PROBLEM DESCRIPTION ::
Write out the entire listing below exactly, with the pictures left out.

Structured figure records:
·····

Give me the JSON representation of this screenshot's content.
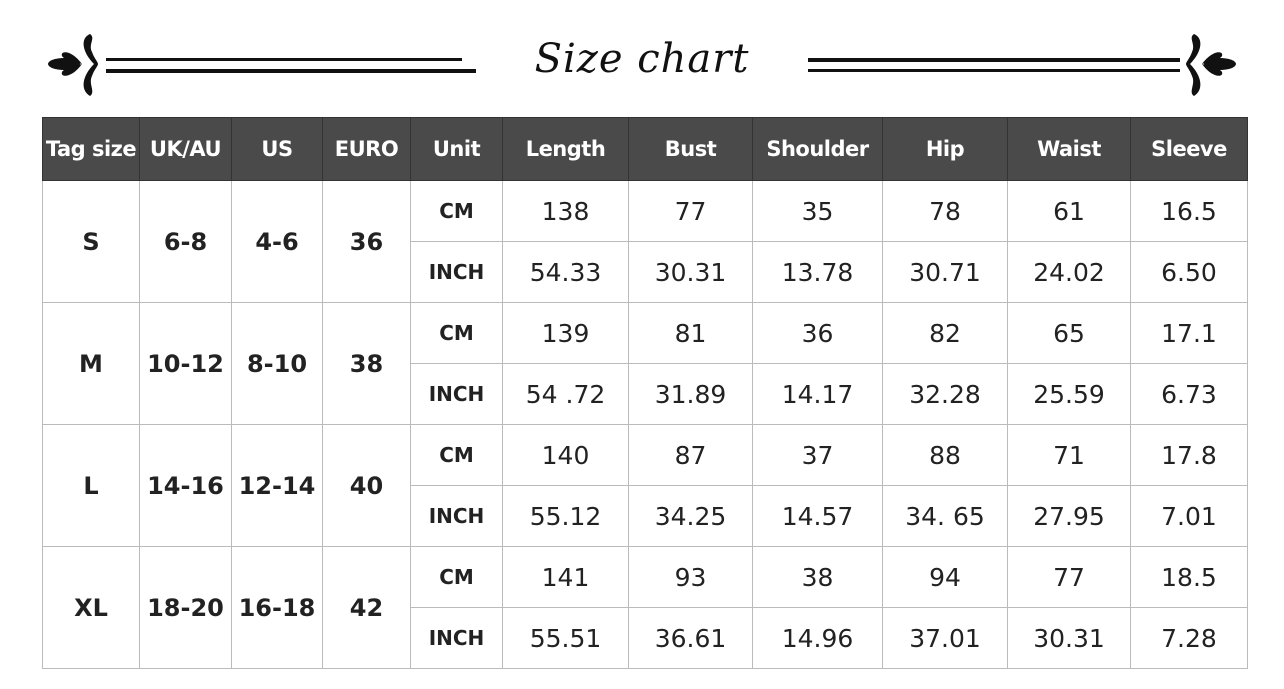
{
  "title": "Size chart",
  "colors": {
    "header_bg": "#4a4a4a",
    "header_text": "#ffffff",
    "border": "#bbbbbb"
  },
  "headers": [
    "Tag size",
    "UK/AU",
    "US",
    "EURO",
    "Unit",
    "Length",
    "Bust",
    "Shoulder",
    "Hip",
    "Waist",
    "Sleeve"
  ],
  "sizes": [
    {
      "tag": "S",
      "uk": "6-8",
      "us": "4-6",
      "euro": "36",
      "rows": [
        {
          "unit": "CM",
          "values": [
            "138",
            "77",
            "35",
            "78",
            "61",
            "16.5"
          ]
        },
        {
          "unit": "INCH",
          "values": [
            "54.33",
            "30.31",
            "13.78",
            "30.71",
            "24.02",
            "6.50"
          ]
        }
      ]
    },
    {
      "tag": "M",
      "uk": "10-12",
      "us": "8-10",
      "euro": "38",
      "rows": [
        {
          "unit": "CM",
          "values": [
            "139",
            "81",
            "36",
            "82",
            "65",
            "17.1"
          ]
        },
        {
          "unit": "INCH",
          "values": [
            "54 .72",
            "31.89",
            "14.17",
            "32.28",
            "25.59",
            "6.73"
          ]
        }
      ]
    },
    {
      "tag": "L",
      "uk": "14-16",
      "us": "12-14",
      "euro": "40",
      "rows": [
        {
          "unit": "CM",
          "values": [
            "140",
            "87",
            "37",
            "88",
            "71",
            "17.8"
          ]
        },
        {
          "unit": "INCH",
          "values": [
            "55.12",
            "34.25",
            "14.57",
            "34. 65",
            "27.95",
            "7.01"
          ]
        }
      ]
    },
    {
      "tag": "XL",
      "uk": "18-20",
      "us": "16-18",
      "euro": "42",
      "rows": [
        {
          "unit": "CM",
          "values": [
            "141",
            "93",
            "38",
            "94",
            "77",
            "18.5"
          ]
        },
        {
          "unit": "INCH",
          "values": [
            "55.51",
            "36.61",
            "14.96",
            "37.01",
            "30.31",
            "7.28"
          ]
        }
      ]
    }
  ]
}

·····

ANSWER TO THIS PROBLEM ::
Give me the JSON representation of this screenshot's content.
{
  "title": "Size chart",
  "colors": {
    "header_bg": "#4a4a4a",
    "header_text": "#ffffff",
    "border": "#bbbbbb"
  },
  "headers": [
    "Tag size",
    "UK/AU",
    "US",
    "EURO",
    "Unit",
    "Length",
    "Bust",
    "Shoulder",
    "Hip",
    "Waist",
    "Sleeve"
  ],
  "sizes": [
    {
      "tag": "S",
      "uk": "6-8",
      "us": "4-6",
      "euro": "36",
      "rows": [
        {
          "unit": "CM",
          "values": [
            "138",
            "77",
            "35",
            "78",
            "61",
            "16.5"
          ]
        },
        {
          "unit": "INCH",
          "values": [
            "54.33",
            "30.31",
            "13.78",
            "30.71",
            "24.02",
            "6.50"
          ]
        }
      ]
    },
    {
      "tag": "M",
      "uk": "10-12",
      "us": "8-10",
      "euro": "38",
      "rows": [
        {
          "unit": "CM",
          "values": [
            "139",
            "81",
            "36",
            "82",
            "65",
            "17.1"
          ]
        },
        {
          "unit": "INCH",
          "values": [
            "54 .72",
            "31.89",
            "14.17",
            "32.28",
            "25.59",
            "6.73"
          ]
        }
      ]
    },
    {
      "tag": "L",
      "uk": "14-16",
      "us": "12-14",
      "euro": "40",
      "rows": [
        {
          "unit": "CM",
          "values": [
            "140",
            "87",
            "37",
            "88",
            "71",
            "17.8"
          ]
        },
        {
          "unit": "INCH",
          "values": [
            "55.12",
            "34.25",
            "14.57",
            "34. 65",
            "27.95",
            "7.01"
          ]
        }
      ]
    },
    {
      "tag": "XL",
      "uk": "18-20",
      "us": "16-18",
      "euro": "42",
      "rows": [
        {
          "unit": "CM",
          "values": [
            "141",
            "93",
            "38",
            "94",
            "77",
            "18.5"
          ]
        },
        {
          "unit": "INCH",
          "values": [
            "55.51",
            "36.61",
            "14.96",
            "37.01",
            "30.31",
            "7.28"
          ]
        }
      ]
    }
  ]
}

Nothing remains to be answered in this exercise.